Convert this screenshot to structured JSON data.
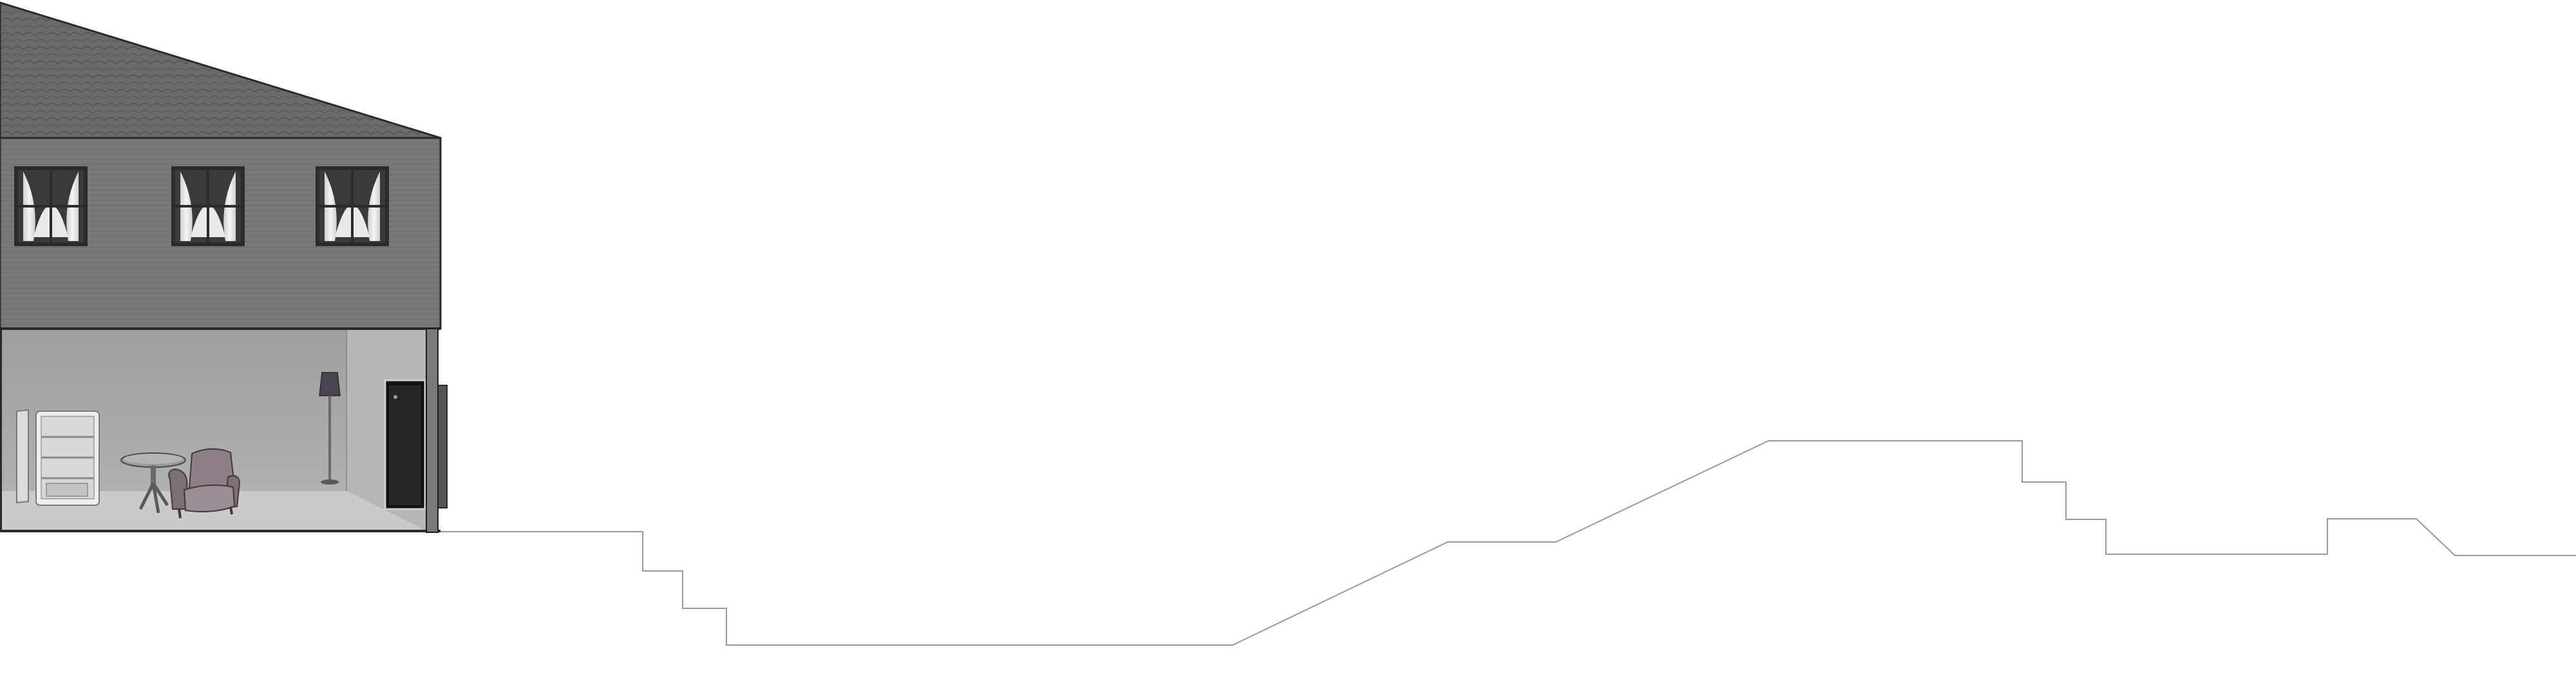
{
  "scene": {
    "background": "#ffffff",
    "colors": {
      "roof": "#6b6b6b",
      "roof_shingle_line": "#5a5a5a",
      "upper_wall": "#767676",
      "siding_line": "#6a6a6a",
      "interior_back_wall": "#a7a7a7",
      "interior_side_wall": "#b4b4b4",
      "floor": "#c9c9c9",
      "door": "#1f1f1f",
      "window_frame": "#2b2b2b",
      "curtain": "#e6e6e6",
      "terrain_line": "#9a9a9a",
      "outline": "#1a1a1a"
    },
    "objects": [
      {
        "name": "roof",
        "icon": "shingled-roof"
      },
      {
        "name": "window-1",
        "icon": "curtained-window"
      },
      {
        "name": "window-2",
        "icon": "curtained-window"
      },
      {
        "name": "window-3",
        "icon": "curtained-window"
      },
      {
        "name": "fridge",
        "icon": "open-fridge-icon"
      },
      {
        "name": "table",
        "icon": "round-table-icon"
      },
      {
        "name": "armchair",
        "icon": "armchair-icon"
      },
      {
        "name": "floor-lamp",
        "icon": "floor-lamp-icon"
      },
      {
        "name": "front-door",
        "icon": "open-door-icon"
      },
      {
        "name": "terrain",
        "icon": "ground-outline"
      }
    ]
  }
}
▬▬▬▬▬▬
## What is needed:
Find every line in the records that has the string "name", then state how many there are and nothing else.

## The completed task:
10